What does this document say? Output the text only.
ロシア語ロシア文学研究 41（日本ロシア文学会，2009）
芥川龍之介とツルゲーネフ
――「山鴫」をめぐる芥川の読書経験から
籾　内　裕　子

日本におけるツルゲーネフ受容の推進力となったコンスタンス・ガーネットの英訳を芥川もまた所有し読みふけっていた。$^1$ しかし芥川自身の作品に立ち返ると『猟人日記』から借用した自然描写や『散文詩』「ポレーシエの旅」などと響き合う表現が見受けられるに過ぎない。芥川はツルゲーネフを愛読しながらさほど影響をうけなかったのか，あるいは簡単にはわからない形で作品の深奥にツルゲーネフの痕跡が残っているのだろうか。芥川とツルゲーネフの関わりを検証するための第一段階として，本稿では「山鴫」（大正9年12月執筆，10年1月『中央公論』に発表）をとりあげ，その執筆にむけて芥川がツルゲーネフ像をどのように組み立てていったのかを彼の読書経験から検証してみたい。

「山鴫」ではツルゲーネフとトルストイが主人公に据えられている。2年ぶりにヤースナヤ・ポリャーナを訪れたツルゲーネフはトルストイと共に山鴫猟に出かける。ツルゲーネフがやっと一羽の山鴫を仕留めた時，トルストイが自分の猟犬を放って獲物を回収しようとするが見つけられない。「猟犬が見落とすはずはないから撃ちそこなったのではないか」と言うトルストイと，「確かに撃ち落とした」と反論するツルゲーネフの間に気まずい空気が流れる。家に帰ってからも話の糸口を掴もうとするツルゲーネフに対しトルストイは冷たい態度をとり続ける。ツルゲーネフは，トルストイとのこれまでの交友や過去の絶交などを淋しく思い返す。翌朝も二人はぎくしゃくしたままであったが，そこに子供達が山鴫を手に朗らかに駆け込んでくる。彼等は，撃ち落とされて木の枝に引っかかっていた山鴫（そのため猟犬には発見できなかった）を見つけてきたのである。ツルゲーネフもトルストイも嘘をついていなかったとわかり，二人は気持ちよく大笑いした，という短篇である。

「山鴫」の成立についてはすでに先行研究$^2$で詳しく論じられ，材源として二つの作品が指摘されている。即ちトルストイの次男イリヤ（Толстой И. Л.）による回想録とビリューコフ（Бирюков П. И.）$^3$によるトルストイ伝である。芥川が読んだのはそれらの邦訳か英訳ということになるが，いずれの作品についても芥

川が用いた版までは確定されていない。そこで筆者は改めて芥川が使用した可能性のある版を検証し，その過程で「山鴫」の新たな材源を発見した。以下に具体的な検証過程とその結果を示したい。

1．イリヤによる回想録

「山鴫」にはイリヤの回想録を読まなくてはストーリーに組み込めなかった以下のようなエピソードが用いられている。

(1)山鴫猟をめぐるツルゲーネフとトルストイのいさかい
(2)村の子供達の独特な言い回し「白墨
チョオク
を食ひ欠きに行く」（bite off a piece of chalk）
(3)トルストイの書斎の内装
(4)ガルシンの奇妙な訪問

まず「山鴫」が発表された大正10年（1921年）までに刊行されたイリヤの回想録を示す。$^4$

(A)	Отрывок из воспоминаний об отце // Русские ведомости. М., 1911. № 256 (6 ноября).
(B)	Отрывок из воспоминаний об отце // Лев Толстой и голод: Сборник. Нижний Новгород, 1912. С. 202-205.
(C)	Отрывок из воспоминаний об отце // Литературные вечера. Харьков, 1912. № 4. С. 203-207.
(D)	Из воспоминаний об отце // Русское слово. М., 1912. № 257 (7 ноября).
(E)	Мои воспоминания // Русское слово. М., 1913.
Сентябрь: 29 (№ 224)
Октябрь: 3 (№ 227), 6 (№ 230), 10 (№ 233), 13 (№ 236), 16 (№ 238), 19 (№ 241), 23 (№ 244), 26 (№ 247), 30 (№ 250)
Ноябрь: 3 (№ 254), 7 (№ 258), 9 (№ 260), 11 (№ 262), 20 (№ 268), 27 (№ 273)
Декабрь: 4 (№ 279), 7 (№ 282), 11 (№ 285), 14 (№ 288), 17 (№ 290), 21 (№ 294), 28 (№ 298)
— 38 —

______

- [Your instructions]: The entries above must be returned exactly.

- [The result]:
What does this document say? Output the text only.
ロシア語ロシア文学研究 41（日本ロシア文学会，2009）
芥川龍之介とツルゲーネフ
――「山鴫」をめぐる芥川の読書経験から
籾　内　裕　子

日本におけるツルゲーネフ受容の推進力となったコンスタンス・ガーネットの英訳を芥川もまた所有し読みふけっていた。$^1$ しかし芥川自身の作品に立ち返ると『猟人日記』から借用した自然描写や『散文詩』「ポレーシエの旅」などと響き合う表現が見受けられるに過ぎない。芥川はツルゲーネフを愛読しながらさほど影響をうけなかったのか，あるいは簡単にはわからない形で作品の深奥にツルゲーネフの痕跡が残っているのだろうか。芥川とツルゲーネフの関わりを検証するための第一段階として，本稿では「山鴫」（大正9年12月執筆，10年1月『中央公論』に発表）をとりあげ，その執筆にむけて芥川がツルゲーネフ像をどのように組み立てていったのかを彼の読書経験から検証してみたい。

「山鴫」ではツルゲーネフとトルストイが主人公に据えられている。2年ぶりにヤースナヤ・ポリャーナを訪れたツルゲーネフはトルストイと共に山鴫猟に出かける。ツルゲーネフがやっと一羽の山鴫を仕留めた時，トルストイが自分の猟犬を放って獲物を回収しようとするが見つけられない。「猟犬が見落とすはずはないから撃ちそこなったのではないか」と言うトルストイと，「確かに撃ち落とした」と反論するツルゲーネフの間に気まずい空気が流れる。家に帰ってからも話の糸口を掴もうとするツルゲーネフに対しトルストイは冷たい態度をとり続ける。ツルゲーネフは，トルストイとのこれまでの交友や過去の絶交などを淋しく思い返す。翌朝も二人はぎくしゃくしたままであったが，そこに子供達が山鴫を手に朗らかに駆け込んでくる。彼等は，撃ち落とされて木の枝に引っかかっていた山鴫（そのため猟犬には発見できなかった）を見つけてきたのである。ツルゲーネフもトルストイも嘘をついていなかったとわかり，二人は気持ちよく大笑いした，という短篇である。

「山鴫」の成立についてはすでに先行研究$^2$で詳しく論じられ，材源として二つの作品が指摘されている。即ちトルストイの次男イリヤ（Толстой И. Л.）による回想録とビリューコフ（Бирюков П. И.）$^3$によるトルストイ伝である。芥川が読んだのはそれらの邦訳か英訳ということになるが，いずれの作品についても芥

川が用いた版までは確定されていない。そこで筆者は改めて芥川が使用した可能性のある版を検証し，その過程で「山鴫」の新たな材源を発見した。以下に具体的な検証過程とその結果を示したい。

1．イリヤによる回想録

「山鴫」にはイリヤの回想録を読まなくてはストーリーに組み込めなかった以下のようなエピソードが用いられている。

(1)山鴫猟をめぐるツルゲーネフとトルストイのいさかい
(2)村の子供達の独特な言い回し「白墨
チョオク
を食ひ欠きに行く」（bite off a piece of chalk）
(3)トルストイの書斎の内装
(4)ガルシンの奇妙な訪問

まず「山鴫」が発表された大正10年（1921年）までに刊行されたイリヤの回想録を示す。$^4$

(A)	Отрывок из воспоминаний об отце // Русские ведомости. М., 1911. № 256 (6 ноября).
(B)	Отрывок из воспоминаний об отце // Лев Толстой и голод: Сборник. Нижний Новгород, 1912. С. 202-205.
(C)	Отрывок из воспоминаний об отце // Литературные вечера. Харьков, 1912. № 4. С. 203-207.
(D)	Из воспоминаний об отце // Русское слово. М., 1912. № 257 (7 ноября).
(E)	Мои воспоминания // Русское слово. М., 1913.
Сентябрь: 29 (№ 224)
Октябрь: 3 (№ 227), 6 (№ 230), 10 (№ 233), 13 (№ 236), 16 (№ 238), 19 (№ 241), 23 (№ 244), 26 (№ 247), 30 (№ 250)
Ноябрь: 3 (№ 254), 7 (№ 258), 9 (№ 260), 11 (№ 262), 20 (№ 268), 27 (№ 273)
Декабрь: 4 (№ 279), 7 (№ 282), 11 (№ 285), 14 (№ 288), 17 (№ 290), 21 (№ 294), 28 (№ 298)
— 38 —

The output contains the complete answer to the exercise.